>> BEGIN Supplied data

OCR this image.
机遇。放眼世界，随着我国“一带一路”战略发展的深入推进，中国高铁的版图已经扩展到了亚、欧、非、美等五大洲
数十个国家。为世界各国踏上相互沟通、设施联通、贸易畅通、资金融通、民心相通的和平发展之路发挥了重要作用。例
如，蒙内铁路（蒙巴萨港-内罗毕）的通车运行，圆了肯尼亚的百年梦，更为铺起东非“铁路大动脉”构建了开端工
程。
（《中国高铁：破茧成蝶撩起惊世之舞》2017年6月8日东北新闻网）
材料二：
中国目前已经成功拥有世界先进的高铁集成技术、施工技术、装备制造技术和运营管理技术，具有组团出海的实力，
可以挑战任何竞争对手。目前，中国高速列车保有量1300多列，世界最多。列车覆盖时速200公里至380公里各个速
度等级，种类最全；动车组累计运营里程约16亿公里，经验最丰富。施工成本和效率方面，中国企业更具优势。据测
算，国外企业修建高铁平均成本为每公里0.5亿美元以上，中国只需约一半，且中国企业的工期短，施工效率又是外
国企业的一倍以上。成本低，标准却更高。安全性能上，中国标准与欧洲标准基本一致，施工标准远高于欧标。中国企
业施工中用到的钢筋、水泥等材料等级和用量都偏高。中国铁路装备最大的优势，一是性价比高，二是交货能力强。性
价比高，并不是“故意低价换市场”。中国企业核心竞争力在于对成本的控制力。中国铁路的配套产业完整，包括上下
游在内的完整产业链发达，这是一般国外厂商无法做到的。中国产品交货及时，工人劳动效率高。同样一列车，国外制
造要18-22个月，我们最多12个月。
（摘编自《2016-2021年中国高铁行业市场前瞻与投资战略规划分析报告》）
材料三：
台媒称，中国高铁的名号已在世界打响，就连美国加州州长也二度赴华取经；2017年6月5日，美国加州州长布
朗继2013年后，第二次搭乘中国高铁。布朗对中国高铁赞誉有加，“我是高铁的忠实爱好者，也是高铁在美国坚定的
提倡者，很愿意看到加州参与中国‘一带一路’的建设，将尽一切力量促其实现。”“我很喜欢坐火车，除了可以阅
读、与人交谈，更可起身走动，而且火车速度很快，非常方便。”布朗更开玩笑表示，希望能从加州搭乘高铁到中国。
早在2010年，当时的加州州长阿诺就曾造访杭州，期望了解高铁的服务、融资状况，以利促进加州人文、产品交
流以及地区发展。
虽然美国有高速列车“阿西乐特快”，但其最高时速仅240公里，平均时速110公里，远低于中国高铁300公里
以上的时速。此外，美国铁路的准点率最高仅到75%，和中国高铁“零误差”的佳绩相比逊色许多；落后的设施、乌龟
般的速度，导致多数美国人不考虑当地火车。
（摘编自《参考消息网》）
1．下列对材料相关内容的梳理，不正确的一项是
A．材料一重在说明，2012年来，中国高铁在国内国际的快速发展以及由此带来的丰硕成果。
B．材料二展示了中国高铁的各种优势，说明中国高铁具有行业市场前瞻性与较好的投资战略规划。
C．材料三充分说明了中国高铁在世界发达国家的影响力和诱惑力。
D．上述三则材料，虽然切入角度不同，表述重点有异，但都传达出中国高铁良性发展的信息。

>> END Supplied data

* **What the task asks**
Repeat each record exactly, leaving nothing out.

* **Completed exercise**
OCR this image.
机遇。放眼世界，随着我国“一带一路”战略发展的深入推进，中国高铁的版图已经扩展到了亚、欧、非、美等五大洲
数十个国家。为世界各国踏上相互沟通、设施联通、贸易畅通、资金融通、民心相通的和平发展之路发挥了重要作用。例
如，蒙内铁路（蒙巴萨港-内罗毕）的通车运行，圆了肯尼亚的百年梦，更为铺起东非“铁路大动脉”构建了开端工
程。
（《中国高铁：破茧成蝶撩起惊世之舞》2017年6月8日东北新闻网）
材料二：
中国目前已经成功拥有世界先进的高铁集成技术、施工技术、装备制造技术和运营管理技术，具有组团出海的实力，
可以挑战任何竞争对手。目前，中国高速列车保有量1300多列，世界最多。列车覆盖时速200公里至380公里各个速
度等级，种类最全；动车组累计运营里程约16亿公里，经验最丰富。施工成本和效率方面，中国企业更具优势。据测
算，国外企业修建高铁平均成本为每公里0.5亿美元以上，中国只需约一半，且中国企业的工期短，施工效率又是外
国企业的一倍以上。成本低，标准却更高。安全性能上，中国标准与欧洲标准基本一致，施工标准远高于欧标。中国企
业施工中用到的钢筋、水泥等材料等级和用量都偏高。中国铁路装备最大的优势，一是性价比高，二是交货能力强。性
价比高，并不是“故意低价换市场”。中国企业核心竞争力在于对成本的控制力。中国铁路的配套产业完整，包括上下
游在内的完整产业链发达，这是一般国外厂商无法做到的。中国产品交货及时，工人劳动效率高。同样一列车，国外制
造要18-22个月，我们最多12个月。
（摘编自《2016-2021年中国高铁行业市场前瞻与投资战略规划分析报告》）
材料三：
台媒称，中国高铁的名号已在世界打响，就连美国加州州长也二度赴华取经；2017年6月5日，美国加州州长布
朗继2013年后，第二次搭乘中国高铁。布朗对中国高铁赞誉有加，“我是高铁的忠实爱好者，也是高铁在美国坚定的
提倡者，很愿意看到加州参与中国‘一带一路’的建设，将尽一切力量促其实现。”“我很喜欢坐火车，除了可以阅
读、与人交谈，更可起身走动，而且火车速度很快，非常方便。”布朗更开玩笑表示，希望能从加州搭乘高铁到中国。
早在2010年，当时的加州州长阿诺就曾造访杭州，期望了解高铁的服务、融资状况，以利促进加州人文、产品交
流以及地区发展。
虽然美国有高速列车“阿西乐特快”，但其最高时速仅240公里，平均时速110公里，远低于中国高铁300公里
以上的时速。此外，美国铁路的准点率最高仅到75%，和中国高铁“零误差”的佳绩相比逊色许多；落后的设施、乌龟
般的速度，导致多数美国人不考虑当地火车。
（摘编自《参考消息网》）
1．下列对材料相关内容的梳理，不正确的一项是
A．材料一重在说明，2012年来，中国高铁在国内国际的快速发展以及由此带来的丰硕成果。
B．材料二展示了中国高铁的各种优势，说明中国高铁具有行业市场前瞻性与较好的投资战略规划。
C．材料三充分说明了中国高铁在世界发达国家的影响力和诱惑力。
D．上述三则材料，虽然切入角度不同，表述重点有异，但都传达出中国高铁良性发展的信息。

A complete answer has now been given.